(Stored items)
start

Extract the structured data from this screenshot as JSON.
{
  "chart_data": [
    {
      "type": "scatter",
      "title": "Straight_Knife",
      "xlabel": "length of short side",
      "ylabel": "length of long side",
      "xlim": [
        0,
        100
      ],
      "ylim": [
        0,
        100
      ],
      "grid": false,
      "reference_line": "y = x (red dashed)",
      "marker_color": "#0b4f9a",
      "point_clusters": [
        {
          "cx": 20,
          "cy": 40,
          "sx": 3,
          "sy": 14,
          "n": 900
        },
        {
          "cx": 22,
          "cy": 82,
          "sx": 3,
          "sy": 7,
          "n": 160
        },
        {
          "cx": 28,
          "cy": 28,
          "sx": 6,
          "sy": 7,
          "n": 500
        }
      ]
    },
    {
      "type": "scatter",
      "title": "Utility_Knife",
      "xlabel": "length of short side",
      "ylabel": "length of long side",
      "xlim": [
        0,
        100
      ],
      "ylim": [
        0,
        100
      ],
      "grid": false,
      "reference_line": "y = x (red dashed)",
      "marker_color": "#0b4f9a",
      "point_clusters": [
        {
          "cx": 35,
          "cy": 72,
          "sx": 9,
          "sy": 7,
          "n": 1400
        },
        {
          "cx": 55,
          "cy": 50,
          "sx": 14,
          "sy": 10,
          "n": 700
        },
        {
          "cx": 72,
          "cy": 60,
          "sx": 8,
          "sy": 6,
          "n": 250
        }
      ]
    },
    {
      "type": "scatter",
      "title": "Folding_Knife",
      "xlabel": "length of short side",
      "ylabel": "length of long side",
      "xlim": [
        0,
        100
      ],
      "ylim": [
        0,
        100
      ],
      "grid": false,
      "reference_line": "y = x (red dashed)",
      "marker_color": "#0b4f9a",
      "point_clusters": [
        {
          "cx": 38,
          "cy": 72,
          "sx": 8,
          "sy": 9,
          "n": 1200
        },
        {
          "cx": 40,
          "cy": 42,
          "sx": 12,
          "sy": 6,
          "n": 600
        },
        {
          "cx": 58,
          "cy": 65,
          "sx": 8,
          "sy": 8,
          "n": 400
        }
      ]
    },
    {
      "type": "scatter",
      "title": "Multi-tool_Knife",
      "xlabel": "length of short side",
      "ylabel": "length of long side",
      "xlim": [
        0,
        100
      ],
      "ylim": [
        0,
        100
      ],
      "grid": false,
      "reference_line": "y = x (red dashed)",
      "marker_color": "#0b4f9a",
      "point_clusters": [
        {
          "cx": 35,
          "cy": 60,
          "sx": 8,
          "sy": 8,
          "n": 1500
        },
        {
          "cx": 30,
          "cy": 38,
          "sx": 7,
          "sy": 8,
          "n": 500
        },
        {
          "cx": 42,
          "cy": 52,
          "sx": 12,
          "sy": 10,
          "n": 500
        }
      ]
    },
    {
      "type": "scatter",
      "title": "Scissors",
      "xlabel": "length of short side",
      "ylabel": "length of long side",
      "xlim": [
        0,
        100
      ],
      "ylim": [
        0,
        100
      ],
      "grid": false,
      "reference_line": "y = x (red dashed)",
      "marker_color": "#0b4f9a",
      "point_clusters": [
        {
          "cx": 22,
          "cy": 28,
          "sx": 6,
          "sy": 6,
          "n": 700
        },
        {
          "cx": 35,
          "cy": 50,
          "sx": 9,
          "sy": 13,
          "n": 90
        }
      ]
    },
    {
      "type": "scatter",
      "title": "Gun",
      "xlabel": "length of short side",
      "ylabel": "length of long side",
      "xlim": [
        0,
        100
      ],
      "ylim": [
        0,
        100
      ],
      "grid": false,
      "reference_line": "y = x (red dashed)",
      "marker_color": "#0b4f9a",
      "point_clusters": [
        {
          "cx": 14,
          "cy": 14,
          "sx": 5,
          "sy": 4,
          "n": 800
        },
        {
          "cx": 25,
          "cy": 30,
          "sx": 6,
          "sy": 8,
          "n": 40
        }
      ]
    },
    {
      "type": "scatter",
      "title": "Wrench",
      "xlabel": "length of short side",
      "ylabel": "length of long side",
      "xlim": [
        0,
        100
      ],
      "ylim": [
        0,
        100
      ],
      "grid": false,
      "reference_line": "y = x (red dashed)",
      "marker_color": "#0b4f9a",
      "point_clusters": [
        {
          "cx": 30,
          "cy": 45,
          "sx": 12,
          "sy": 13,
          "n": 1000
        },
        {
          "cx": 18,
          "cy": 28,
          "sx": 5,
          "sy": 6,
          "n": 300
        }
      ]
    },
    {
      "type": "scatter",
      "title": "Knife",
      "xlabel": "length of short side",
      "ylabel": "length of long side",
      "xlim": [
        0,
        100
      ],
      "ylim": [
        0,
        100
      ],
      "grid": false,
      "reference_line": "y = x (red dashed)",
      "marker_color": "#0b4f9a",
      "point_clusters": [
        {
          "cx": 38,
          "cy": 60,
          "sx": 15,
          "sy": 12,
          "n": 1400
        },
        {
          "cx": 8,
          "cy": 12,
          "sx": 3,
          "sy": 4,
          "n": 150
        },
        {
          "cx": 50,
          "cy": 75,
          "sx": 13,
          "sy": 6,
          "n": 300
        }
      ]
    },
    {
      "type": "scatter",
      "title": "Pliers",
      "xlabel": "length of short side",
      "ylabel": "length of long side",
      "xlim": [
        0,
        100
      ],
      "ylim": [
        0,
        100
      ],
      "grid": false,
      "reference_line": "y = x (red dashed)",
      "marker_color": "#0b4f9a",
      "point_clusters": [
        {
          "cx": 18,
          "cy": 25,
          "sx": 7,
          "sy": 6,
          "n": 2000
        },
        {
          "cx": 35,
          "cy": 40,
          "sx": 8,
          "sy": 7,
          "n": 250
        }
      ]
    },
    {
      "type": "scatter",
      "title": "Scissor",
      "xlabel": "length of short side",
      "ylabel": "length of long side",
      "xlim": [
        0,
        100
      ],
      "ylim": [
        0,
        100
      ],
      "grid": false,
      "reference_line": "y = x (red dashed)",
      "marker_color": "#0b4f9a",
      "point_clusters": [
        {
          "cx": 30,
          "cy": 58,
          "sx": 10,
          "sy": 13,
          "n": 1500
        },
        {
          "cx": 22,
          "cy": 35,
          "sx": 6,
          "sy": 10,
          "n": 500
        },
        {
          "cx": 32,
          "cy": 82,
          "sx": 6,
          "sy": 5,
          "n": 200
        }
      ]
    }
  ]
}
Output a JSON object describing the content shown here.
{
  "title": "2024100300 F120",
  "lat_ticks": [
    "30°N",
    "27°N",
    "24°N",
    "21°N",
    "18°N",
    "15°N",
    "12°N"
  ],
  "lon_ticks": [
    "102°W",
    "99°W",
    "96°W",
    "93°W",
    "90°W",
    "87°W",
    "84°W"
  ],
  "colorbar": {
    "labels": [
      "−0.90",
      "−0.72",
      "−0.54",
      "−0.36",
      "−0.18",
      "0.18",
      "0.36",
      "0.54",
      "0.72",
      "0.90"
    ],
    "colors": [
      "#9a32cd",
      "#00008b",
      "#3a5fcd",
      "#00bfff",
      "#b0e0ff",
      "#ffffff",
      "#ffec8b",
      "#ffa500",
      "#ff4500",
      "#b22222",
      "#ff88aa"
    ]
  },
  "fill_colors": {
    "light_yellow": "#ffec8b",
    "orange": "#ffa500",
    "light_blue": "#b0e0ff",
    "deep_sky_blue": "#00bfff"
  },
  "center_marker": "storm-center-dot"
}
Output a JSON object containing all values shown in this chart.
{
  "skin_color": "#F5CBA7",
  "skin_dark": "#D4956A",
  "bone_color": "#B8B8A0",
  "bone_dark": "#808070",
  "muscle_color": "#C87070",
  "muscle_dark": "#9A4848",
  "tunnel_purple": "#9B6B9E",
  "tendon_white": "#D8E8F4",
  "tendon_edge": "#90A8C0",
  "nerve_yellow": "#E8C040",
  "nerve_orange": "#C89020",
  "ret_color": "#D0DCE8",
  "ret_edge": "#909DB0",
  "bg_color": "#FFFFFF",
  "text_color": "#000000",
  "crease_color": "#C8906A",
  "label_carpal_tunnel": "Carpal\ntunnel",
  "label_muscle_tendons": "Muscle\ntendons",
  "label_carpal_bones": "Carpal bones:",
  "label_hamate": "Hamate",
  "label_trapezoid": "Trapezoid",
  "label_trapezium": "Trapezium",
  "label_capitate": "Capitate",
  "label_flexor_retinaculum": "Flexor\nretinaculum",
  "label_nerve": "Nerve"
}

end

(REQUIRED WORK)
Every line from the line containing "Output a JSON object describing" to the last line of the material above must be repeated exactly, and no other line.

(WRITTEN ANSWER)
Output a JSON object describing the content shown here.
{
  "title": "2024100300 F120",
  "lat_ticks": [
    "30°N",
    "27°N",
    "24°N",
    "21°N",
    "18°N",
    "15°N",
    "12°N"
  ],
  "lon_ticks": [
    "102°W",
    "99°W",
    "96°W",
    "93°W",
    "90°W",
    "87°W",
    "84°W"
  ],
  "colorbar": {
    "labels": [
      "−0.90",
      "−0.72",
      "−0.54",
      "−0.36",
      "−0.18",
      "0.18",
      "0.36",
      "0.54",
      "0.72",
      "0.90"
    ],
    "colors": [
      "#9a32cd",
      "#00008b",
      "#3a5fcd",
      "#00bfff",
      "#b0e0ff",
      "#ffffff",
      "#ffec8b",
      "#ffa500",
      "#ff4500",
      "#b22222",
      "#ff88aa"
    ]
  },
  "fill_colors": {
    "light_yellow": "#ffec8b",
    "orange": "#ffa500",
    "light_blue": "#b0e0ff",
    "deep_sky_blue": "#00bfff"
  },
  "center_marker": "storm-center-dot"
}
Output a JSON object containing all values shown in this chart.
{
  "skin_color": "#F5CBA7",
  "skin_dark": "#D4956A",
  "bone_color": "#B8B8A0",
  "bone_dark": "#808070",
  "muscle_color": "#C87070",
  "muscle_dark": "#9A4848",
  "tunnel_purple": "#9B6B9E",
  "tendon_white": "#D8E8F4",
  "tendon_edge": "#90A8C0",
  "nerve_yellow": "#E8C040",
  "nerve_orange": "#C89020",
  "ret_color": "#D0DCE8",
  "ret_edge": "#909DB0",
  "bg_color": "#FFFFFF",
  "text_color": "#000000",
  "crease_color": "#C8906A",
  "label_carpal_tunnel": "Carpal\ntunnel",
  "label_muscle_tendons": "Muscle\ntendons",
  "label_carpal_bones": "Carpal bones:",
  "label_hamate": "Hamate",
  "label_trapezoid": "Trapezoid",
  "label_trapezium": "Trapezium",
  "label_capitate": "Capitate",
  "label_flexor_retinaculum": "Flexor\nretinaculum",
  "label_nerve": "Nerve"
}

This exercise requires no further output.